# YOUR GOAL:
Copy the data that follows, character for character, minus the pictures.

>> BEGIN INFORMATION PROVIDED

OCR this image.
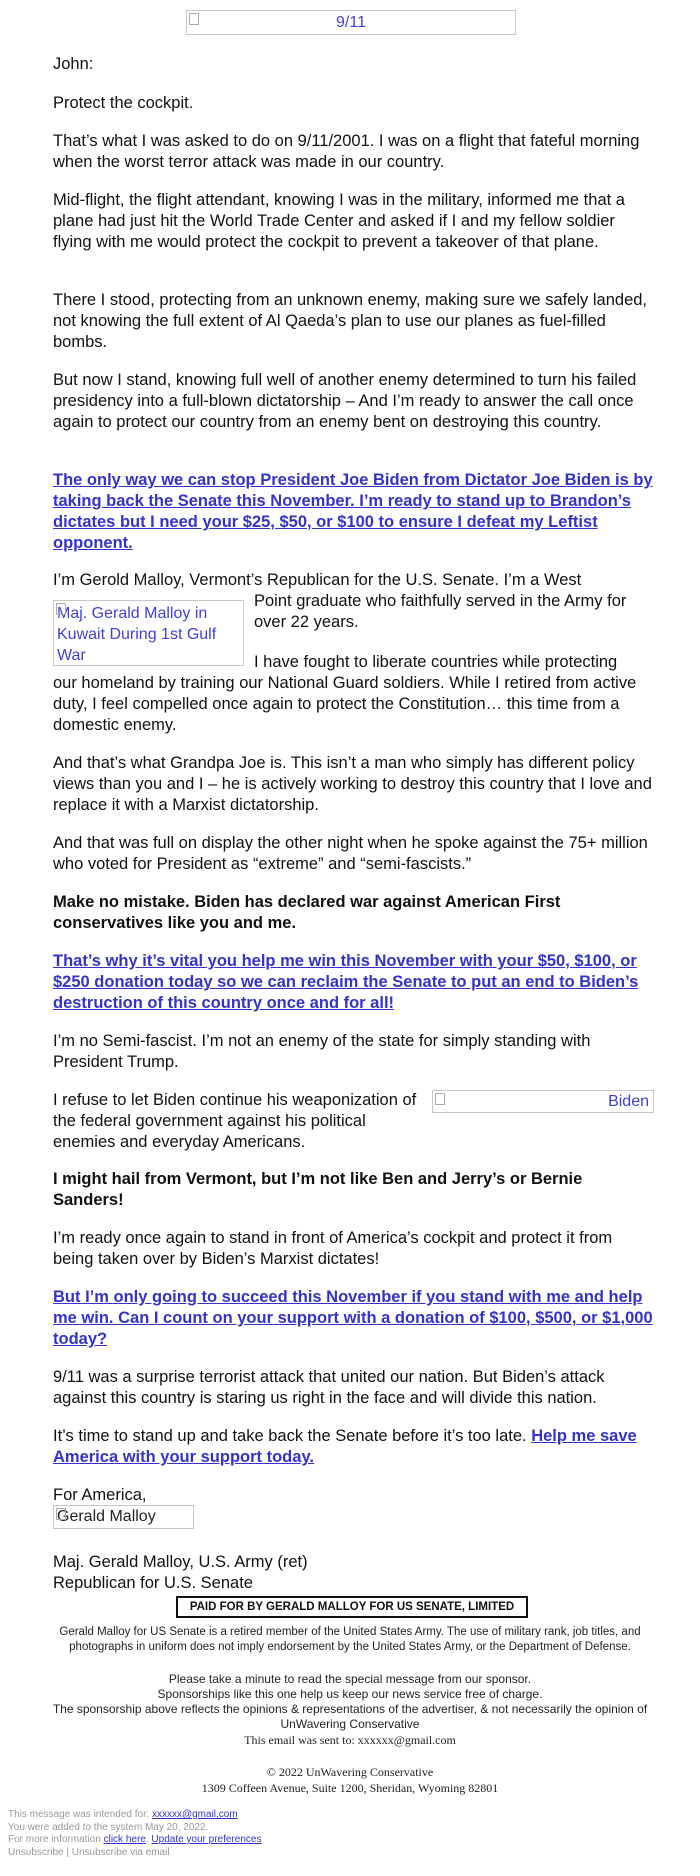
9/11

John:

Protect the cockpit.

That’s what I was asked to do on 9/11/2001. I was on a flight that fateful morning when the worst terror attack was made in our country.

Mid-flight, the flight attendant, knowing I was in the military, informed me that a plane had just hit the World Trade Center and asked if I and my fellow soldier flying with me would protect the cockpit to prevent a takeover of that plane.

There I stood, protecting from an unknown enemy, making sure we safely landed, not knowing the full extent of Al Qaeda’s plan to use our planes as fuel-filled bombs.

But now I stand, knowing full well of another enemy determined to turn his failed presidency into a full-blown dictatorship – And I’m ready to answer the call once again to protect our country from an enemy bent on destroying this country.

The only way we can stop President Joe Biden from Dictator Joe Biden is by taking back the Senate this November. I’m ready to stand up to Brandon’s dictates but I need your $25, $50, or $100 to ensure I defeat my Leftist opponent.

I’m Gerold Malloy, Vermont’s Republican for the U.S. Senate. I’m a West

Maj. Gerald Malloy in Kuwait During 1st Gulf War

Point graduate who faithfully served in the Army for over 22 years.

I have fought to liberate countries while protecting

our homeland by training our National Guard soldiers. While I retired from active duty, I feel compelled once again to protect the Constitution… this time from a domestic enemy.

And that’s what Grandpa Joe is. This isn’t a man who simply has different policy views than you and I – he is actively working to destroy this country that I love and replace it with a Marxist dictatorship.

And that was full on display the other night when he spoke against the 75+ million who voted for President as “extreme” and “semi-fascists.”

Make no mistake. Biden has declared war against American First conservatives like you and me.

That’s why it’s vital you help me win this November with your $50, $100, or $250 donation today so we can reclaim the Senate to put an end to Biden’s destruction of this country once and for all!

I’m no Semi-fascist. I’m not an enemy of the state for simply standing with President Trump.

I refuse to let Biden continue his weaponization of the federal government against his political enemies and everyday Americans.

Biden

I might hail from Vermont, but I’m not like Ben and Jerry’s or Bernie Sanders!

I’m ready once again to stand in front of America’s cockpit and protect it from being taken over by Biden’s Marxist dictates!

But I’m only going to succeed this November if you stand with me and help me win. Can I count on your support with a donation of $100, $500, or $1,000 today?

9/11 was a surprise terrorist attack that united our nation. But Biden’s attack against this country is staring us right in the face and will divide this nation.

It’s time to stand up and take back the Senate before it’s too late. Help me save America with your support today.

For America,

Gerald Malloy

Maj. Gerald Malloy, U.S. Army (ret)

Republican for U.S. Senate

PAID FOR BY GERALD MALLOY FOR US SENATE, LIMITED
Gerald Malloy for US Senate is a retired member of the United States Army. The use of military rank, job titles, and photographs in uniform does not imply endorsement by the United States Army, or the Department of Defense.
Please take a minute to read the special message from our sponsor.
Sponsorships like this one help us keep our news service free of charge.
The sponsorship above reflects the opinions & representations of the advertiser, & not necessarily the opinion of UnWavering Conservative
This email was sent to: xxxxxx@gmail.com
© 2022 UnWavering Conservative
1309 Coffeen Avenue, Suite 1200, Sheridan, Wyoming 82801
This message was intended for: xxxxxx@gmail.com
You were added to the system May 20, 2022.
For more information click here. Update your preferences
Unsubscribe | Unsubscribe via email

>> END INFORMATION PROVIDED

# RESPONSE TO THIS TASK:
OCR this image.
9/11

John:

Protect the cockpit.

That’s what I was asked to do on 9/11/2001. I was on a flight that fateful morning when the worst terror attack was made in our country.

Mid-flight, the flight attendant, knowing I was in the military, informed me that a plane had just hit the World Trade Center and asked if I and my fellow soldier flying with me would protect the cockpit to prevent a takeover of that plane.

There I stood, protecting from an unknown enemy, making sure we safely landed, not knowing the full extent of Al Qaeda’s plan to use our planes as fuel-filled bombs.

But now I stand, knowing full well of another enemy determined to turn his failed presidency into a full-blown dictatorship – And I’m ready to answer the call once again to protect our country from an enemy bent on destroying this country.

The only way we can stop President Joe Biden from Dictator Joe Biden is by taking back the Senate this November. I’m ready to stand up to Brandon’s dictates but I need your $25, $50, or $100 to ensure I defeat my Leftist opponent.

I’m Gerold Malloy, Vermont’s Republican for the U.S. Senate. I’m a West

Maj. Gerald Malloy in Kuwait During 1st Gulf War

Point graduate who faithfully served in the Army for over 22 years.

I have fought to liberate countries while protecting

our homeland by training our National Guard soldiers. While I retired from active duty, I feel compelled once again to protect the Constitution… this time from a domestic enemy.

And that’s what Grandpa Joe is. This isn’t a man who simply has different policy views than you and I – he is actively working to destroy this country that I love and replace it with a Marxist dictatorship.

And that was full on display the other night when he spoke against the 75+ million who voted for President as “extreme” and “semi-fascists.”

Make no mistake. Biden has declared war against American First conservatives like you and me.

That’s why it’s vital you help me win this November with your $50, $100, or $250 donation today so we can reclaim the Senate to put an end to Biden’s destruction of this country once and for all!

I’m no Semi-fascist. I’m not an enemy of the state for simply standing with President Trump.

I refuse to let Biden continue his weaponization of the federal government against his political enemies and everyday Americans.

Biden

I might hail from Vermont, but I’m not like Ben and Jerry’s or Bernie Sanders!

I’m ready once again to stand in front of America’s cockpit and protect it from being taken over by Biden’s Marxist dictates!

But I’m only going to succeed this November if you stand with me and help me win. Can I count on your support with a donation of $100, $500, or $1,000 today?

9/11 was a surprise terrorist attack that united our nation. But Biden’s attack against this country is staring us right in the face and will divide this nation.

It’s time to stand up and take back the Senate before it’s too late. Help me save America with your support today.

For America,

Gerald Malloy

Maj. Gerald Malloy, U.S. Army (ret)

Republican for U.S. Senate

PAID FOR BY GERALD MALLOY FOR US SENATE, LIMITED
Gerald Malloy for US Senate is a retired member of the United States Army. The use of military rank, job titles, and photographs in uniform does not imply endorsement by the United States Army, or the Department of Defense.
Please take a minute to read the special message from our sponsor.
Sponsorships like this one help us keep our news service free of charge.
The sponsorship above reflects the opinions & representations of the advertiser, & not necessarily the opinion of UnWavering Conservative
This email was sent to: xxxxxx@gmail.com
© 2022 UnWavering Conservative
1309 Coffeen Avenue, Suite 1200, Sheridan, Wyoming 82801
This message was intended for: xxxxxx@gmail.com
You were added to the system May 20, 2022.
For more information click here. Update your preferences
Unsubscribe | Unsubscribe via email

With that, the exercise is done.